WHAT IS EXPECTED: Among the entries below, find how many lines carry the word "Pierre" and state only that figure.

* * * *

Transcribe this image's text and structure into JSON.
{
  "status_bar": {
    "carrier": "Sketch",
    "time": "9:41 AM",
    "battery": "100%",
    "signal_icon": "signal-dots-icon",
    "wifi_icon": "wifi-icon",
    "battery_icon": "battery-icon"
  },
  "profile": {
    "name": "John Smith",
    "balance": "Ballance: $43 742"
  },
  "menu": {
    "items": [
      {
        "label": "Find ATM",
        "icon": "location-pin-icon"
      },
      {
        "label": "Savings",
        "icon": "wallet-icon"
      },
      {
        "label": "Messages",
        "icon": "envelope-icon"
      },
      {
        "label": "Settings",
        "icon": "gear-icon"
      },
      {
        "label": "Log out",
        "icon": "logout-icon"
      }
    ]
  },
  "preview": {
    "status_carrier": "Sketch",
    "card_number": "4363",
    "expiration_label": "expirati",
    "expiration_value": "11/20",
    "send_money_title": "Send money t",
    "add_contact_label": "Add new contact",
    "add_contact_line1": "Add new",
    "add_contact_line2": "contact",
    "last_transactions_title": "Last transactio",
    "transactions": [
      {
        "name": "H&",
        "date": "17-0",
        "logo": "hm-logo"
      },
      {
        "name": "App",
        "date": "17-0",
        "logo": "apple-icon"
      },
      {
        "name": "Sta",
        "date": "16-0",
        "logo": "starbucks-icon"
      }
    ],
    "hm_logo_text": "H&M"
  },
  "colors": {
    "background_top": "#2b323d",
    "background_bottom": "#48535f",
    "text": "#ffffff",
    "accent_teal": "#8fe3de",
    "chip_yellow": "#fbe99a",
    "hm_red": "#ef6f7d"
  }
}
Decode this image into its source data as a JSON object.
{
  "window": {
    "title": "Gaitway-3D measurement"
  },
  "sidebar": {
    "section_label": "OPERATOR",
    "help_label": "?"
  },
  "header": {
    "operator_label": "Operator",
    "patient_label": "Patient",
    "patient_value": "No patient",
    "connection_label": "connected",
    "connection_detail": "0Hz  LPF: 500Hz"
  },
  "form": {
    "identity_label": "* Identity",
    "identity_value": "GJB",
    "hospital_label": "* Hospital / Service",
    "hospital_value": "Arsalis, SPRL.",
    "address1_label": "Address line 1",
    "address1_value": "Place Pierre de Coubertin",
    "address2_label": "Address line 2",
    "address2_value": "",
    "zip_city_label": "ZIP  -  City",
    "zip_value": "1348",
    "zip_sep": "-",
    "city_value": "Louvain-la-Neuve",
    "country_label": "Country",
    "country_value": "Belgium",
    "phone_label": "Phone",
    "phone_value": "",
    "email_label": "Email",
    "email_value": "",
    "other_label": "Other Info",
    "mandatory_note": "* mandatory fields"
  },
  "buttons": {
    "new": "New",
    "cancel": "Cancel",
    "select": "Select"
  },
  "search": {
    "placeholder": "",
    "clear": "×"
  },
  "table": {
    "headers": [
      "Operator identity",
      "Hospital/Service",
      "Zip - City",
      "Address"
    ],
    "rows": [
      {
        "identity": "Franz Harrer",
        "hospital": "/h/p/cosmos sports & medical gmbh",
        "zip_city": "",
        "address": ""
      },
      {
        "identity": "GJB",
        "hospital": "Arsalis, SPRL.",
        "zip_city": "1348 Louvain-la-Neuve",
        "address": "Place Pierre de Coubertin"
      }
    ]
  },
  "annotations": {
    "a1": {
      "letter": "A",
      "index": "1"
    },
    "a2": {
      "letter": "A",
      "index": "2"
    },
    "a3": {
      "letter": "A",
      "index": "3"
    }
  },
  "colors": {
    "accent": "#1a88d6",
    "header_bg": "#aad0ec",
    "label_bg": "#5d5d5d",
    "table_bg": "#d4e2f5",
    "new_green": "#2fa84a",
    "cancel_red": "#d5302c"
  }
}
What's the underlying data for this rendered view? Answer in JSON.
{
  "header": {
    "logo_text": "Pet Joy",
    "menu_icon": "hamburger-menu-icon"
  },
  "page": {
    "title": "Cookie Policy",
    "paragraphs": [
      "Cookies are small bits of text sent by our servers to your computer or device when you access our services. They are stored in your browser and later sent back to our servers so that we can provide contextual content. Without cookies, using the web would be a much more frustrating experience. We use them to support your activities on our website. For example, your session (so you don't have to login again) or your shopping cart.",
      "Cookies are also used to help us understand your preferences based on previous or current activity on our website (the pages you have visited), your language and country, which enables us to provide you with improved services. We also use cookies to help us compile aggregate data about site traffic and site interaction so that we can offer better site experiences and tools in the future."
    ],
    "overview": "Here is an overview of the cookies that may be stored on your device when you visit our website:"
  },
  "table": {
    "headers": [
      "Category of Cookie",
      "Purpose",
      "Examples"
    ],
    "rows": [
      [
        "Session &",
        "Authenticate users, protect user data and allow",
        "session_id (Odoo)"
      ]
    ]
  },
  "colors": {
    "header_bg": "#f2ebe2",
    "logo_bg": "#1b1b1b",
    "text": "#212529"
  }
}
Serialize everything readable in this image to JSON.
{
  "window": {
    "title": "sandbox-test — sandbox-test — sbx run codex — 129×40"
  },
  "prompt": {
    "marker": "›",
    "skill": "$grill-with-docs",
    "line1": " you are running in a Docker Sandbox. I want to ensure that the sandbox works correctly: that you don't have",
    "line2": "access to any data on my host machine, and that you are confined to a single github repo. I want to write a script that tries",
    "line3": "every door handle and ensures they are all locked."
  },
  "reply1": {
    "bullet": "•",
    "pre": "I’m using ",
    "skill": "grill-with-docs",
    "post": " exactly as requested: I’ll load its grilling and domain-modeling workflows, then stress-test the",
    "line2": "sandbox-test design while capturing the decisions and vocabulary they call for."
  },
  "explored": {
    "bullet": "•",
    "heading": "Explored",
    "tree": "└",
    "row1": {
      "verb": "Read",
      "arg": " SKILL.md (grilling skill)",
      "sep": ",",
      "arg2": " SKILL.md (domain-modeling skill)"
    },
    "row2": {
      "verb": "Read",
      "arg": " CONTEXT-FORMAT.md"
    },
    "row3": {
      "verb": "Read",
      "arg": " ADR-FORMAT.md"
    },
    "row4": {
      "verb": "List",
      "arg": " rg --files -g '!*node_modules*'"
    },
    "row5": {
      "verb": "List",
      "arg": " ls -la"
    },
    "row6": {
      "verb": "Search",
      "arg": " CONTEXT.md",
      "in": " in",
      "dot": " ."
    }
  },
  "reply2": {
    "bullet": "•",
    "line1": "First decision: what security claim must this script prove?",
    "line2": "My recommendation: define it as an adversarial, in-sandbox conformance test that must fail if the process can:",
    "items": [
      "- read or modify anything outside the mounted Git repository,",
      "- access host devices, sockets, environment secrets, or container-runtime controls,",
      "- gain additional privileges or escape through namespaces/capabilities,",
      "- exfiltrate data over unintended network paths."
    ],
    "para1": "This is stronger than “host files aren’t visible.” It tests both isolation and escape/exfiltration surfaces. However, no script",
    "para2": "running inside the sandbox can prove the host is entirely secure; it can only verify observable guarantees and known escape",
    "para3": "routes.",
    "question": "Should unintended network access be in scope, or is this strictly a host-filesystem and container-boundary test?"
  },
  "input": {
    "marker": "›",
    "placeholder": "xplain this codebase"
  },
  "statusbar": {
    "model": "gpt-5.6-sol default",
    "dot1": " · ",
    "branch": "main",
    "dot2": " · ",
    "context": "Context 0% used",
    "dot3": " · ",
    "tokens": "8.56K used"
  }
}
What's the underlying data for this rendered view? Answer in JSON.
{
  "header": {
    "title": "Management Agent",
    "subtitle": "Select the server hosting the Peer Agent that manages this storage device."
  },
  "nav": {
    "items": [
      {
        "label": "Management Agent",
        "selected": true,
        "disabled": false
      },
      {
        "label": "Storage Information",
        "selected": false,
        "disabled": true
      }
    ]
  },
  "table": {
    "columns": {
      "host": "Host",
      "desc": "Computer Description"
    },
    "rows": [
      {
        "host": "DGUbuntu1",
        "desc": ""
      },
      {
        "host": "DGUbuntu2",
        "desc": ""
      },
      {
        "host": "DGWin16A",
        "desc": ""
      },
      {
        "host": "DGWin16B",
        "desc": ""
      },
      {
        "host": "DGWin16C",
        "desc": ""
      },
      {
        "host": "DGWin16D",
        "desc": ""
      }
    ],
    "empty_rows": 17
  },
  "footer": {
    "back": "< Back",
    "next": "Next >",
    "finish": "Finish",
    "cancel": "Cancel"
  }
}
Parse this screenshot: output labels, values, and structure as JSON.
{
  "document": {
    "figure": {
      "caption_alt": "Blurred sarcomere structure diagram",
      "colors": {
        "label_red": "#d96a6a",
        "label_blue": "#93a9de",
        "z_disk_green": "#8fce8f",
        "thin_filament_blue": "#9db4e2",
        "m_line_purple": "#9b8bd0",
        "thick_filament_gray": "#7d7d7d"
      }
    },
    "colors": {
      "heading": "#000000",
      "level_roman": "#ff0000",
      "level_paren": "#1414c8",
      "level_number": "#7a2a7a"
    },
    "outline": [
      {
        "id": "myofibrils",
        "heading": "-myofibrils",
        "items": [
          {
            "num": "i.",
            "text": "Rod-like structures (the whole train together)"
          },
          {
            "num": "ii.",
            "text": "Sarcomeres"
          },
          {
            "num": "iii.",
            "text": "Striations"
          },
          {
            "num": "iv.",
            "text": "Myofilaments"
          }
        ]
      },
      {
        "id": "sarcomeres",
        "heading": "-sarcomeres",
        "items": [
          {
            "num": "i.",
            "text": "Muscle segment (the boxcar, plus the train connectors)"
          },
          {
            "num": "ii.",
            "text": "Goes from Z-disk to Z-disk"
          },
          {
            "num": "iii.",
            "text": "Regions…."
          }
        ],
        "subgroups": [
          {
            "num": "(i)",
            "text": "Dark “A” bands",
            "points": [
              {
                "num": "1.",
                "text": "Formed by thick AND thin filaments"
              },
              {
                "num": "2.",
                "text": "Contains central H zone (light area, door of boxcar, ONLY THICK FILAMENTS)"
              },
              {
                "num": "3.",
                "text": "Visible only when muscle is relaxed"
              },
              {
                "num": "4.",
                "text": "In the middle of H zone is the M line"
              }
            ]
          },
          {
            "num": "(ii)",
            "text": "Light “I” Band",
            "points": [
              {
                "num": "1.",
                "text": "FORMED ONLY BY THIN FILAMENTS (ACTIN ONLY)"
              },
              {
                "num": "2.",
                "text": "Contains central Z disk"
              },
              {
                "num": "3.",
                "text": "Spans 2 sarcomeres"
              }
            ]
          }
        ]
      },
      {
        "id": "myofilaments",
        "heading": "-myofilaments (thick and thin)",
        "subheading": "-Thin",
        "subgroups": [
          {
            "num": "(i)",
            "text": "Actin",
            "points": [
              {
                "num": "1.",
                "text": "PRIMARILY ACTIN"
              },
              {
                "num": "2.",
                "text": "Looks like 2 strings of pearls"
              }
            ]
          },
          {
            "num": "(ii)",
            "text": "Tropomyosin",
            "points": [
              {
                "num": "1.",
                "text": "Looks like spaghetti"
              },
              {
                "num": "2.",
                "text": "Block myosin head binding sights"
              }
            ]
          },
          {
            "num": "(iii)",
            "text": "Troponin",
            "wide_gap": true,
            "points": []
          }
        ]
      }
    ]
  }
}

* * * *

TASK OUTPUT: 2